* _PROMPT_:
Each record below is to be reproduced without any change.

(Collected data)
:::::

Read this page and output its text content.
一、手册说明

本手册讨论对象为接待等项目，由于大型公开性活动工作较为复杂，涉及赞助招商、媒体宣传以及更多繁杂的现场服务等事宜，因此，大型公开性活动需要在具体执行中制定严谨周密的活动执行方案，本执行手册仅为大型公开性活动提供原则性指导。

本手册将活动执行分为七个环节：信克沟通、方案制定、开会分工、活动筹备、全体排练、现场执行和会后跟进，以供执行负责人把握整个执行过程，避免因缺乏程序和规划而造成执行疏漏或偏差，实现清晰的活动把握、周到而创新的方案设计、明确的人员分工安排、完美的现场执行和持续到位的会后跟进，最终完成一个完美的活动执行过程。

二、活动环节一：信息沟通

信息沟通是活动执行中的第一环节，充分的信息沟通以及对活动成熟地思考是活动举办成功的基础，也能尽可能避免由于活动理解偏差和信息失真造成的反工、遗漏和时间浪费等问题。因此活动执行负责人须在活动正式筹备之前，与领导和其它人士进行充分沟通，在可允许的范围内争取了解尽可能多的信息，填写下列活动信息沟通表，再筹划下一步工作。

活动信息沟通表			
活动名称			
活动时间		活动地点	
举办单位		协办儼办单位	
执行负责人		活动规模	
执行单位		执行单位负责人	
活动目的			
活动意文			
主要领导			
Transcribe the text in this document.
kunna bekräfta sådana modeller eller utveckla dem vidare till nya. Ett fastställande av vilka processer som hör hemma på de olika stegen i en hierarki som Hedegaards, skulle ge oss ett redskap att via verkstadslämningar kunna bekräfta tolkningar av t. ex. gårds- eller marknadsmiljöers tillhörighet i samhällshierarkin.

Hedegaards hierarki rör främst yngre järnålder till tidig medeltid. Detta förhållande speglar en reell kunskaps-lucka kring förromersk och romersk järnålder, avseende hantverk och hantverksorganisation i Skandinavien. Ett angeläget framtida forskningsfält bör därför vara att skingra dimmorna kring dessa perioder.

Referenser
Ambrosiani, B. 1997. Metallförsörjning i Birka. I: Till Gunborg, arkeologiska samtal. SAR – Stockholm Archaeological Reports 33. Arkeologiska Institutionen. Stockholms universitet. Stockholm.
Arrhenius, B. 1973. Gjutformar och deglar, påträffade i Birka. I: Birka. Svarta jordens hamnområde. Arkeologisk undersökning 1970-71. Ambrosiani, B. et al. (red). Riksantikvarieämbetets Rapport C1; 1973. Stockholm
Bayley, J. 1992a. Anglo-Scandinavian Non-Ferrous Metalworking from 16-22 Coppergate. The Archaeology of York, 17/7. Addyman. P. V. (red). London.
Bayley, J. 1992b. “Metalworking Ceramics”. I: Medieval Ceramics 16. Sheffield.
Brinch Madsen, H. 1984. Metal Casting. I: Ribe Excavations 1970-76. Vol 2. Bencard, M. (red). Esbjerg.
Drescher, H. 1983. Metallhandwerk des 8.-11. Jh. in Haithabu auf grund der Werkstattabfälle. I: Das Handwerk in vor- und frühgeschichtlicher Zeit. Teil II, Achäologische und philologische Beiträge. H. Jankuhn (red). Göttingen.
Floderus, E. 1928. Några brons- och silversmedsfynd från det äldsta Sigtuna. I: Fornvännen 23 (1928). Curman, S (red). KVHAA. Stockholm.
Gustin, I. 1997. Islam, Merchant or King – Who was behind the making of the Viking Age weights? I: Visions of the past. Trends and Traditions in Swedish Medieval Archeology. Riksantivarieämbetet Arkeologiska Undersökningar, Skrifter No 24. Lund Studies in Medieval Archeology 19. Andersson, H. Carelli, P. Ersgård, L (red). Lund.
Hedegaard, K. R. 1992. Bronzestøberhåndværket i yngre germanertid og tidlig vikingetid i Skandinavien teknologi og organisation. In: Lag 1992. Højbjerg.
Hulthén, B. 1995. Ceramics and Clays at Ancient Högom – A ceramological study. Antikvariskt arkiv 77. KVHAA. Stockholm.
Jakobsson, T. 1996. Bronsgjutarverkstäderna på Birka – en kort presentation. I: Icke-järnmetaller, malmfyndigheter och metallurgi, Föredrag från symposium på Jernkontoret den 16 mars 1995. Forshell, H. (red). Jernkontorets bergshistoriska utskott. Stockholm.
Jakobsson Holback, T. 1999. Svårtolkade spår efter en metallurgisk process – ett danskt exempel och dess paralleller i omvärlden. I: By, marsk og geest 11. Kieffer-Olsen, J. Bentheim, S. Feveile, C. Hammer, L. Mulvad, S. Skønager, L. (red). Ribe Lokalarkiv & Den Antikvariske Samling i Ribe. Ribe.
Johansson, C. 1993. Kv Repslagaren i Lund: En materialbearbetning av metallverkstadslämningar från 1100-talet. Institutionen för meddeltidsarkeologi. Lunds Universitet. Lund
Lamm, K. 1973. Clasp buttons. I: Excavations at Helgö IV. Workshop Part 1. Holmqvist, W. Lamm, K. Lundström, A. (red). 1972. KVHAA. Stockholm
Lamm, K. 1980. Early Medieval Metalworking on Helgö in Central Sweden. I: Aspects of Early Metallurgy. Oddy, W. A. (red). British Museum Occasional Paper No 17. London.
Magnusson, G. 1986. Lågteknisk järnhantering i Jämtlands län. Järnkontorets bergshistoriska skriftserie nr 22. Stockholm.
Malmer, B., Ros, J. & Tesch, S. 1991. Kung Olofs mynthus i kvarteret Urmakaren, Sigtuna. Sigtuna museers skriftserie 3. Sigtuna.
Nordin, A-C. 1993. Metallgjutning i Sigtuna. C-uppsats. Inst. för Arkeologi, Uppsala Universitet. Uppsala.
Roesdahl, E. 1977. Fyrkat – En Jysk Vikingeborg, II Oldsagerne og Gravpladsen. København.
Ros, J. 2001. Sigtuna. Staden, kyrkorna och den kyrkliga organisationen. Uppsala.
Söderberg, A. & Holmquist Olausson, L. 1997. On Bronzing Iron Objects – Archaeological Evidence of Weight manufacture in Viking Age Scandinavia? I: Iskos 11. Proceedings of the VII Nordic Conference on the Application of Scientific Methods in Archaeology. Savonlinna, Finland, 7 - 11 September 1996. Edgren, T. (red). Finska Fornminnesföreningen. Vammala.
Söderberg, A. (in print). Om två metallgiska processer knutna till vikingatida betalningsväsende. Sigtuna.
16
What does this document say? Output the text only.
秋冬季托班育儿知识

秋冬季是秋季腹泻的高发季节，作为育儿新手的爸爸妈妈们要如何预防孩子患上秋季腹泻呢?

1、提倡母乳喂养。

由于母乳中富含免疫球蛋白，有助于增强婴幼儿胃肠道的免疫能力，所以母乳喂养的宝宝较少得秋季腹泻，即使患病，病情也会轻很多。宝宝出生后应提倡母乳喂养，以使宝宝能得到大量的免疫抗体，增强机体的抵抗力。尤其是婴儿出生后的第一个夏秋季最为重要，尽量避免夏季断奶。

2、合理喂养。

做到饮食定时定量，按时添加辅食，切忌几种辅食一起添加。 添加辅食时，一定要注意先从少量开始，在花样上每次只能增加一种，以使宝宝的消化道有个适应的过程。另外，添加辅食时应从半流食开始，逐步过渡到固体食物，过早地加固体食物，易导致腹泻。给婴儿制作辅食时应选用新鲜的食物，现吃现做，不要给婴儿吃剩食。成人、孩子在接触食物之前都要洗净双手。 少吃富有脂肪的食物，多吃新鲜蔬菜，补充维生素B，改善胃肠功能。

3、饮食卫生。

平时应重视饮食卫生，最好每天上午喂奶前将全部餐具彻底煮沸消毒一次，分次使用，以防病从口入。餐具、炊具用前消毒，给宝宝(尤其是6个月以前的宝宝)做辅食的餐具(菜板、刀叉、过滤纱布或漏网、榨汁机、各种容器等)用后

:::::

* _WRITTEN SOLUTION_:
Read this page and output its text content.
一、手册说明

本手册讨论对象为接待等项目，由于大型公开性活动工作较为复杂，涉及赞助招商、媒体宣传以及更多繁杂的现场服务等事宜，因此，大型公开性活动需要在具体执行中制定严谨周密的活动执行方案，本执行手册仅为大型公开性活动提供原则性指导。

本手册将活动执行分为七个环节：信克沟通、方案制定、开会分工、活动筹备、全体排练、现场执行和会后跟进，以供执行负责人把握整个执行过程，避免因缺乏程序和规划而造成执行疏漏或偏差，实现清晰的活动把握、周到而创新的方案设计、明确的人员分工安排、完美的现场执行和持续到位的会后跟进，最终完成一个完美的活动执行过程。

二、活动环节一：信息沟通

信息沟通是活动执行中的第一环节，充分的信息沟通以及对活动成熟地思考是活动举办成功的基础，也能尽可能避免由于活动理解偏差和信息失真造成的反工、遗漏和时间浪费等问题。因此活动执行负责人须在活动正式筹备之前，与领导和其它人士进行充分沟通，在可允许的范围内争取了解尽可能多的信息，填写下列活动信息沟通表，再筹划下一步工作。

活动信息沟通表			
活动名称			
活动时间		活动地点	
举办单位		协办儼办单位	
执行负责人		活动规模	
执行单位		执行单位负责人	
活动目的			
活动意文			
主要领导			
Transcribe the text in this document.
kunna bekräfta sådana modeller eller utveckla dem vidare till nya. Ett fastställande av vilka processer som hör hemma på de olika stegen i en hierarki som Hedegaards, skulle ge oss ett redskap att via verkstadslämningar kunna bekräfta tolkningar av t. ex. gårds- eller marknadsmiljöers tillhörighet i samhällshierarkin.

Hedegaards hierarki rör främst yngre järnålder till tidig medeltid. Detta förhållande speglar en reell kunskaps-lucka kring förromersk och romersk järnålder, avseende hantverk och hantverksorganisation i Skandinavien. Ett angeläget framtida forskningsfält bör därför vara att skingra dimmorna kring dessa perioder.

Referenser
Ambrosiani, B. 1997. Metallförsörjning i Birka. I: Till Gunborg, arkeologiska samtal. SAR – Stockholm Archaeological Reports 33. Arkeologiska Institutionen. Stockholms universitet. Stockholm.
Arrhenius, B. 1973. Gjutformar och deglar, påträffade i Birka. I: Birka. Svarta jordens hamnområde. Arkeologisk undersökning 1970-71. Ambrosiani, B. et al. (red). Riksantikvarieämbetets Rapport C1; 1973. Stockholm
Bayley, J. 1992a. Anglo-Scandinavian Non-Ferrous Metalworking from 16-22 Coppergate. The Archaeology of York, 17/7. Addyman. P. V. (red). London.
Bayley, J. 1992b. “Metalworking Ceramics”. I: Medieval Ceramics 16. Sheffield.
Brinch Madsen, H. 1984. Metal Casting. I: Ribe Excavations 1970-76. Vol 2. Bencard, M. (red). Esbjerg.
Drescher, H. 1983. Metallhandwerk des 8.-11. Jh. in Haithabu auf grund der Werkstattabfälle. I: Das Handwerk in vor- und frühgeschichtlicher Zeit. Teil II, Achäologische und philologische Beiträge. H. Jankuhn (red). Göttingen.
Floderus, E. 1928. Några brons- och silversmedsfynd från det äldsta Sigtuna. I: Fornvännen 23 (1928). Curman, S (red). KVHAA. Stockholm.
Gustin, I. 1997. Islam, Merchant or King – Who was behind the making of the Viking Age weights? I: Visions of the past. Trends and Traditions in Swedish Medieval Archeology. Riksantivarieämbetet Arkeologiska Undersökningar, Skrifter No 24. Lund Studies in Medieval Archeology 19. Andersson, H. Carelli, P. Ersgård, L (red). Lund.
Hedegaard, K. R. 1992. Bronzestøberhåndværket i yngre germanertid og tidlig vikingetid i Skandinavien teknologi og organisation. In: Lag 1992. Højbjerg.
Hulthén, B. 1995. Ceramics and Clays at Ancient Högom – A ceramological study. Antikvariskt arkiv 77. KVHAA. Stockholm.
Jakobsson, T. 1996. Bronsgjutarverkstäderna på Birka – en kort presentation. I: Icke-järnmetaller, malmfyndigheter och metallurgi, Föredrag från symposium på Jernkontoret den 16 mars 1995. Forshell, H. (red). Jernkontorets bergshistoriska utskott. Stockholm.
Jakobsson Holback, T. 1999. Svårtolkade spår efter en metallurgisk process – ett danskt exempel och dess paralleller i omvärlden. I: By, marsk og geest 11. Kieffer-Olsen, J. Bentheim, S. Feveile, C. Hammer, L. Mulvad, S. Skønager, L. (red). Ribe Lokalarkiv & Den Antikvariske Samling i Ribe. Ribe.
Johansson, C. 1993. Kv Repslagaren i Lund: En materialbearbetning av metallverkstadslämningar från 1100-talet. Institutionen för meddeltidsarkeologi. Lunds Universitet. Lund
Lamm, K. 1973. Clasp buttons. I: Excavations at Helgö IV. Workshop Part 1. Holmqvist, W. Lamm, K. Lundström, A. (red). 1972. KVHAA. Stockholm
Lamm, K. 1980. Early Medieval Metalworking on Helgö in Central Sweden. I: Aspects of Early Metallurgy. Oddy, W. A. (red). British Museum Occasional Paper No 17. London.
Magnusson, G. 1986. Lågteknisk järnhantering i Jämtlands län. Järnkontorets bergshistoriska skriftserie nr 22. Stockholm.
Malmer, B., Ros, J. & Tesch, S. 1991. Kung Olofs mynthus i kvarteret Urmakaren, Sigtuna. Sigtuna museers skriftserie 3. Sigtuna.
Nordin, A-C. 1993. Metallgjutning i Sigtuna. C-uppsats. Inst. för Arkeologi, Uppsala Universitet. Uppsala.
Roesdahl, E. 1977. Fyrkat – En Jysk Vikingeborg, II Oldsagerne og Gravpladsen. København.
Ros, J. 2001. Sigtuna. Staden, kyrkorna och den kyrkliga organisationen. Uppsala.
Söderberg, A. & Holmquist Olausson, L. 1997. On Bronzing Iron Objects – Archaeological Evidence of Weight manufacture in Viking Age Scandinavia? I: Iskos 11. Proceedings of the VII Nordic Conference on the Application of Scientific Methods in Archaeology. Savonlinna, Finland, 7 - 11 September 1996. Edgren, T. (red). Finska Fornminnesföreningen. Vammala.
Söderberg, A. (in print). Om två metallgiska processer knutna till vikingatida betalningsväsende. Sigtuna.
16
What does this document say? Output the text only.
秋冬季托班育儿知识

秋冬季是秋季腹泻的高发季节，作为育儿新手的爸爸妈妈们要如何预防孩子患上秋季腹泻呢?

1、提倡母乳喂养。

由于母乳中富含免疫球蛋白，有助于增强婴幼儿胃肠道的免疫能力，所以母乳喂养的宝宝较少得秋季腹泻，即使患病，病情也会轻很多。宝宝出生后应提倡母乳喂养，以使宝宝能得到大量的免疫抗体，增强机体的抵抗力。尤其是婴儿出生后的第一个夏秋季最为重要，尽量避免夏季断奶。

2、合理喂养。

做到饮食定时定量，按时添加辅食，切忌几种辅食一起添加。 添加辅食时，一定要注意先从少量开始，在花样上每次只能增加一种，以使宝宝的消化道有个适应的过程。另外，添加辅食时应从半流食开始，逐步过渡到固体食物，过早地加固体食物，易导致腹泻。给婴儿制作辅食时应选用新鲜的食物，现吃现做，不要给婴儿吃剩食。成人、孩子在接触食物之前都要洗净双手。 少吃富有脂肪的食物，多吃新鲜蔬菜，补充维生素B，改善胃肠功能。

3、饮食卫生。

平时应重视饮食卫生，最好每天上午喂奶前将全部餐具彻底煮沸消毒一次，分次使用，以防病从口入。餐具、炊具用前消毒，给宝宝(尤其是6个月以前的宝宝)做辅食的餐具(菜板、刀叉、过滤纱布或漏网、榨汁机、各种容器等)用后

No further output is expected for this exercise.